● **Aim**:
Reproduce the data below in full and exclude every picture.

● **Given records**:
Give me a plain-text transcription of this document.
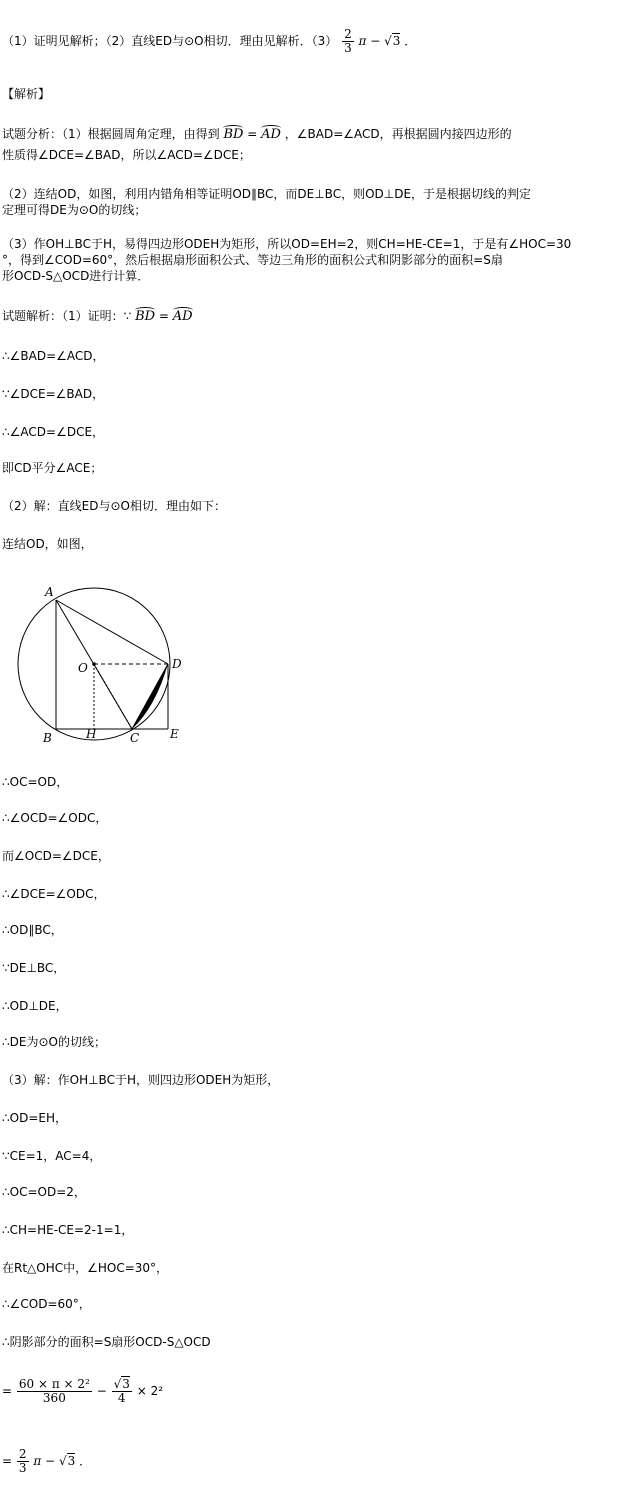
（1）证明见解析；（2）直线ED与⊙O相切．理由见解析．$(3) \frac{2}{3}$ π − √3 ．
【解析】
试题分析：（1）根据圆周角定理，由得到 BD = AD ，∠BAD=∠ACD，再根据圆内接四边形的
性质得∠DCE=∠BAD，所以∠ACD=∠DCE；
（2）连结OD，如图，利用内错角相等证明OD∥BC，而DE⊥BC，则OD⊥DE，于是根据切线的判定
定理可得DE为⊙O的切线；
（3）作OH⊥BC于H，易得四边形ODEH为矩形，所以OD=EH=2，则CH=HE-CE=1，于是有∠HOC=30
°，得到∠COD=60°，然后根据扇形面积公式、等边三角形的面积公式和阴影部分的面积=S扇
形OCD-S△OCD进行计算．
试题解析：（1）证明：∵ BD = AD
∴∠BAD=∠ACD，
∵∠DCE=∠BAD，
∴∠ACD=∠DCE，
即CD平分∠ACE；
（2）解：直线ED与⊙O相切．理由如下：
连结OD，如图，
A
O	D
B	H	C	E
∴OC=OD，
∴∠OCD=∠ODC，
而∠OCD=∠DCE，
∴∠DCE=∠ODC，
∴OD∥BC，
∵DE⊥BC，
∴OD⊥DE，
∴DE为⊙O的切线；
（3）解：作OH⊥BC于H，则四边形ODEH为矩形，
∴OD=EH，
∵CE=1，AC=4，
∴OC=OD=2，
∴CH=HE-CE=2-1=1，
在Rt△OHC中，∠HOC=30°，
∴∠COD=60°，
∴阴影部分的面积=S扇形OCD-S△OCD
= $\frac{\text{60 × π × 2²}}{360} - \frac{√3}{4} \times 2^2$
= $\frac{2}{3}$ π − √3 ．
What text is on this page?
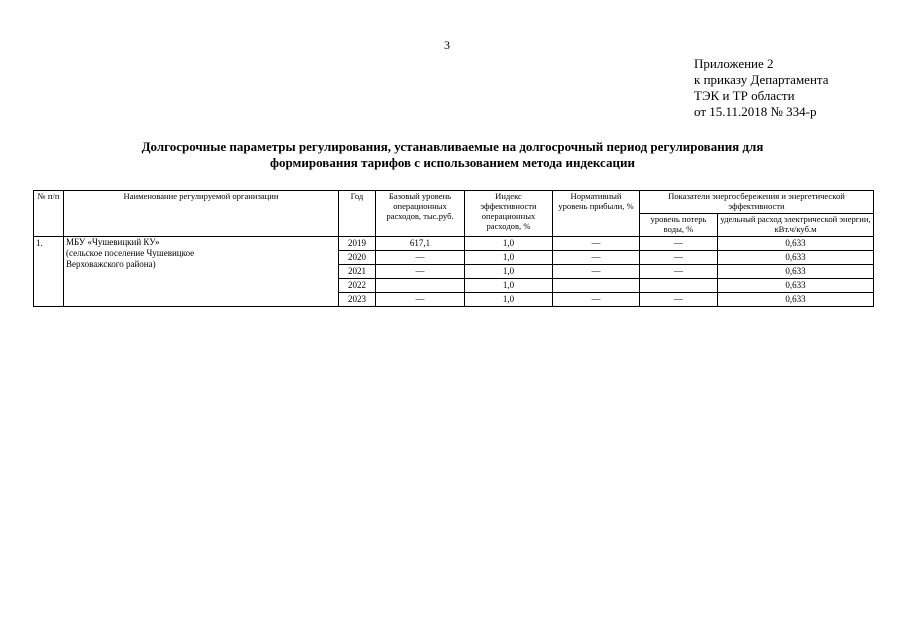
3
Приложение 2
к приказу Департамента
ТЭК и ТР области
от 15.11.2018 № 334-р
Долгосрочные параметры регулирования, устанавливаемые на долгосрочный период регулирования для
формирования тарифов с использованием метода индексации
№ п/п	Наименование регулируемой организации	Год	Базовый уровень операционных расходов, тыс.руб.	Индекс эффективности операционных расходов, %	Нормативный уровень прибыли, %	Показатели энергосбережения и энергетической эффективности	
						уровень потерь воды, %	удельный расход электрической энергии, кВт.ч/куб.м
1.	МБУ «Чушевицкий КУ»
(сельское поселение Чушевицкое
Верховажского района)	2019	617,1	1,0	—	—	0,633
		2020	—	1,0	—	—	0,633
		2021	—	1,0	—	—	0,633
		2022		1,0			0,633
		2023	—	1,0	—	—	0,633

● **Solution to the exercise**:
Give me a plain-text transcription of this document.
（1）证明见解析；（2）直线ED与⊙O相切．理由见解析．$(3) \frac{2}{3}$ π − √3 ．
【解析】
试题分析：（1）根据圆周角定理，由得到 BD = AD ，∠BAD=∠ACD，再根据圆内接四边形的
性质得∠DCE=∠BAD，所以∠ACD=∠DCE；
（2）连结OD，如图，利用内错角相等证明OD∥BC，而DE⊥BC，则OD⊥DE，于是根据切线的判定
定理可得DE为⊙O的切线；
（3）作OH⊥BC于H，易得四边形ODEH为矩形，所以OD=EH=2，则CH=HE-CE=1，于是有∠HOC=30
°，得到∠COD=60°，然后根据扇形面积公式、等边三角形的面积公式和阴影部分的面积=S扇
形OCD-S△OCD进行计算．
试题解析：（1）证明：∵ BD = AD
∴∠BAD=∠ACD，
∵∠DCE=∠BAD，
∴∠ACD=∠DCE，
即CD平分∠ACE；
（2）解：直线ED与⊙O相切．理由如下：
连结OD，如图，
A
O	D
B	H	C	E
∴OC=OD，
∴∠OCD=∠ODC，
而∠OCD=∠DCE，
∴∠DCE=∠ODC，
∴OD∥BC，
∵DE⊥BC，
∴OD⊥DE，
∴DE为⊙O的切线；
（3）解：作OH⊥BC于H，则四边形ODEH为矩形，
∴OD=EH，
∵CE=1，AC=4，
∴OC=OD=2，
∴CH=HE-CE=2-1=1，
在Rt△OHC中，∠HOC=30°，
∴∠COD=60°，
∴阴影部分的面积=S扇形OCD-S△OCD
= $\frac{\text{60 × π × 2²}}{360} - \frac{√3}{4} \times 2^2$
= $\frac{2}{3}$ π − √3 ．
What text is on this page?
3
Приложение 2
к приказу Департамента
ТЭК и ТР области
от 15.11.2018 № 334-р
Долгосрочные параметры регулирования, устанавливаемые на долгосрочный период регулирования для
формирования тарифов с использованием метода индексации
№ п/п	Наименование регулируемой организации	Год	Базовый уровень операционных расходов, тыс.руб.	Индекс эффективности операционных расходов, %	Нормативный уровень прибыли, %	Показатели энергосбережения и энергетической эффективности	
						уровень потерь воды, %	удельный расход электрической энергии, кВт.ч/куб.м
1.	МБУ «Чушевицкий КУ»
(сельское поселение Чушевицкое
Верховажского района)	2019	617,1	1,0	—	—	0,633
		2020	—	1,0	—	—	0,633
		2021	—	1,0	—	—	0,633
		2022		1,0			0,633
		2023	—	1,0	—	—	0,633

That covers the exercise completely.